(Stored dataset items)
----------------
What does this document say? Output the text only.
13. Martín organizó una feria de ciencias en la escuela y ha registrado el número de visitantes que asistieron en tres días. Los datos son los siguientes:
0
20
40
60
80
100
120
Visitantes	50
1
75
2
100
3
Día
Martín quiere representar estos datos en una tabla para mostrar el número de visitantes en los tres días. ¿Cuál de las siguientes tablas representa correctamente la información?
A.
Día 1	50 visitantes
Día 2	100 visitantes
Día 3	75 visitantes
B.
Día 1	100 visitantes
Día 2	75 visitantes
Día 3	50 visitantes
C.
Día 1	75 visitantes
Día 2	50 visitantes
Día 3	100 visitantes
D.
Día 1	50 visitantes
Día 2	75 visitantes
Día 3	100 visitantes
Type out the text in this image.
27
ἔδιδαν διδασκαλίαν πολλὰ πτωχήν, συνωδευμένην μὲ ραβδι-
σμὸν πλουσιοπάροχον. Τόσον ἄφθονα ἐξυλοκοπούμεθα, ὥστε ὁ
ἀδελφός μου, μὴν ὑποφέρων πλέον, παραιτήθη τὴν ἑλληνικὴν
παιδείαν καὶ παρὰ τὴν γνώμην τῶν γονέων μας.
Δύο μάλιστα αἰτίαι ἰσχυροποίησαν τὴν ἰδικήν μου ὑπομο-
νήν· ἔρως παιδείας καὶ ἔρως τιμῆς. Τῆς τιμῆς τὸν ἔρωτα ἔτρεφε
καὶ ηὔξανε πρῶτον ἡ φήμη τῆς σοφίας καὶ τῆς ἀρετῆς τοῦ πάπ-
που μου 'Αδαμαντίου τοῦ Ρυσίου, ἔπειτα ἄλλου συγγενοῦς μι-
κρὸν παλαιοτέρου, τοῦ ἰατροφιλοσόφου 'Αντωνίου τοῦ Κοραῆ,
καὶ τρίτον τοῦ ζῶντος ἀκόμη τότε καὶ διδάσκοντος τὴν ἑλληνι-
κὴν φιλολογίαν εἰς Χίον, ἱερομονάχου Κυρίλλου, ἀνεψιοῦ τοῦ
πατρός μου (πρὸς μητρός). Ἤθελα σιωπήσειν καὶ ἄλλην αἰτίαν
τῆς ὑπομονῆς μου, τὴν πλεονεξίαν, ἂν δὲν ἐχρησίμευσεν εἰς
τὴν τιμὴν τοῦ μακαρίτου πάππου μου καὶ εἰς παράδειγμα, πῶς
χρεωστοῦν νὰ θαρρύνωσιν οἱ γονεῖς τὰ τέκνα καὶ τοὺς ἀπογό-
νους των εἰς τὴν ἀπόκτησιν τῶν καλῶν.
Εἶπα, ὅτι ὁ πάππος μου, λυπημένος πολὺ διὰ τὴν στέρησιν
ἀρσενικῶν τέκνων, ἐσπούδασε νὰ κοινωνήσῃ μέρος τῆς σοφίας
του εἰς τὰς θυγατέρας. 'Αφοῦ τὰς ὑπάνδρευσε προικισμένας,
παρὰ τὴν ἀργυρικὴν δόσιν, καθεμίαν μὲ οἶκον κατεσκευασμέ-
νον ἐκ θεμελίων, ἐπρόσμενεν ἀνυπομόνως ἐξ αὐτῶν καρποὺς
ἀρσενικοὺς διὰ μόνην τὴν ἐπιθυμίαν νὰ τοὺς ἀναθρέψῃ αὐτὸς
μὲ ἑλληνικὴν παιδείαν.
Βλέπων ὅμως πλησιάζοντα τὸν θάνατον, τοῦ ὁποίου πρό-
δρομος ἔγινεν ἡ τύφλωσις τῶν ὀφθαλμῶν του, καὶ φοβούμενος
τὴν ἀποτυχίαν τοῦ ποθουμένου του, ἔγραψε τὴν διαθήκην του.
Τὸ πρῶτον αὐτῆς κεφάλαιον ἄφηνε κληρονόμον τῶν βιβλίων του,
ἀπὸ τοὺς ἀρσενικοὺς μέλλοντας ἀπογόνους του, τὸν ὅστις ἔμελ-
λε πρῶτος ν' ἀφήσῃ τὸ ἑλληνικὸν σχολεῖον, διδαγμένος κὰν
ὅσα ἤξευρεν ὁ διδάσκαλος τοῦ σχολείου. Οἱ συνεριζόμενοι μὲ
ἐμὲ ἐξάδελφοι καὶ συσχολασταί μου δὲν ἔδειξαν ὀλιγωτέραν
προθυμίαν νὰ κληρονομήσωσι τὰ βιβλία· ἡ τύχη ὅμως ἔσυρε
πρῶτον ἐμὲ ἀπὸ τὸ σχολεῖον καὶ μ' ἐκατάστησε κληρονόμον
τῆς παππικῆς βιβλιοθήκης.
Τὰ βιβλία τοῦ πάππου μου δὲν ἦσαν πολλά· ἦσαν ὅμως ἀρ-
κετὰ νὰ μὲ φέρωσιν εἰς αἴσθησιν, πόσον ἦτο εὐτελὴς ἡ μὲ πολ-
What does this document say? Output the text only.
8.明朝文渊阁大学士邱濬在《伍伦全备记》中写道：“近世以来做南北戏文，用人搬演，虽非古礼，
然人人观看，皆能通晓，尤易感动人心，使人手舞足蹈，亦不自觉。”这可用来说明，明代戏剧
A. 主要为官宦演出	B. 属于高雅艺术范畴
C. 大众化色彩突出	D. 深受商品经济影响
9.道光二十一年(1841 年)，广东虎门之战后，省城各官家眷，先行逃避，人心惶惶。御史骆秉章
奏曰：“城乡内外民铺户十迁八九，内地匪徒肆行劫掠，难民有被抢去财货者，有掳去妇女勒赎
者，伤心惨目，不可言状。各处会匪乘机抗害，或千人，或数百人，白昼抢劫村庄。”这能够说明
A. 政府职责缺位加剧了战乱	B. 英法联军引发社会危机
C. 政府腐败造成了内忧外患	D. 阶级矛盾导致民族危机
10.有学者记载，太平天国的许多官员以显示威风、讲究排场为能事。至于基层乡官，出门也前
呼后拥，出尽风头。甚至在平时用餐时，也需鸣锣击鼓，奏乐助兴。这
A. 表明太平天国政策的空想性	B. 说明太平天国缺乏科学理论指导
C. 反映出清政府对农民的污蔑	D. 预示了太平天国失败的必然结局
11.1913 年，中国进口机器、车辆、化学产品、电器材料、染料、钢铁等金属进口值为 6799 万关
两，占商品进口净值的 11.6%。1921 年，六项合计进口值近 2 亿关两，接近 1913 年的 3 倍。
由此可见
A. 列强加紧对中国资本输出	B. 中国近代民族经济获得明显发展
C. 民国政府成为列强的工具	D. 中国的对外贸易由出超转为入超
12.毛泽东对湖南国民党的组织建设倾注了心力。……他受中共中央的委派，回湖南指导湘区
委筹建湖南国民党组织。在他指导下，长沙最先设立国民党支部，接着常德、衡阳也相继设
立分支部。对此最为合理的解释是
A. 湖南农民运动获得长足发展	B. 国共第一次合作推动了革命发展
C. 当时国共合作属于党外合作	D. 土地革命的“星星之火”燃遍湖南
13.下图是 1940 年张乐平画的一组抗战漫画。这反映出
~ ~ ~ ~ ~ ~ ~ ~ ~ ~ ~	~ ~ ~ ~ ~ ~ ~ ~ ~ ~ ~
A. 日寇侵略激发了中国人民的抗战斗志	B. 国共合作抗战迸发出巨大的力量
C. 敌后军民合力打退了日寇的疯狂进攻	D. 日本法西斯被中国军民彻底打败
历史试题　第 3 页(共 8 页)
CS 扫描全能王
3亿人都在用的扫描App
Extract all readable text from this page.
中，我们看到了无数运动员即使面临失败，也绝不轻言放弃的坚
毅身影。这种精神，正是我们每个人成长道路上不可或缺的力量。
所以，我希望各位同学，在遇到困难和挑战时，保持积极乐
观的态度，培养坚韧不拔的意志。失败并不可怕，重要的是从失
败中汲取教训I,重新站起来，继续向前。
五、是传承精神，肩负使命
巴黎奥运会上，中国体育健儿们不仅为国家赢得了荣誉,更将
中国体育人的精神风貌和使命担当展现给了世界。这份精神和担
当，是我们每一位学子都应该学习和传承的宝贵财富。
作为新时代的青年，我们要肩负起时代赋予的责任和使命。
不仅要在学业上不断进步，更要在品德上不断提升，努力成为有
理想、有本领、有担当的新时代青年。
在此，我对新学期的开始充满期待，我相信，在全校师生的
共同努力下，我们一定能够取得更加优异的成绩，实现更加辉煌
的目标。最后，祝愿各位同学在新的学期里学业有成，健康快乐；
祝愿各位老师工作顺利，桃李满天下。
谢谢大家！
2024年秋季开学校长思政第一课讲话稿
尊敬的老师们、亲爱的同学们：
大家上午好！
----------------
Only lines holding the string "πρῶτον" are wanted; gather each one from the entries above.

καὶ ηὔξανε πρῶτον ἡ φήμη τῆς σοφίας καὶ τῆς ἀρετῆς τοῦ πάπ-
Τὸ πρῶτον αὐτῆς κεφάλαιον ἄφηνε κληρονόμον τῶν βιβλίων του,
πρῶτον ἐμὲ ἀπὸ τὸ σχολεῖον καὶ μ' ἐκατάστησε κληρονόμον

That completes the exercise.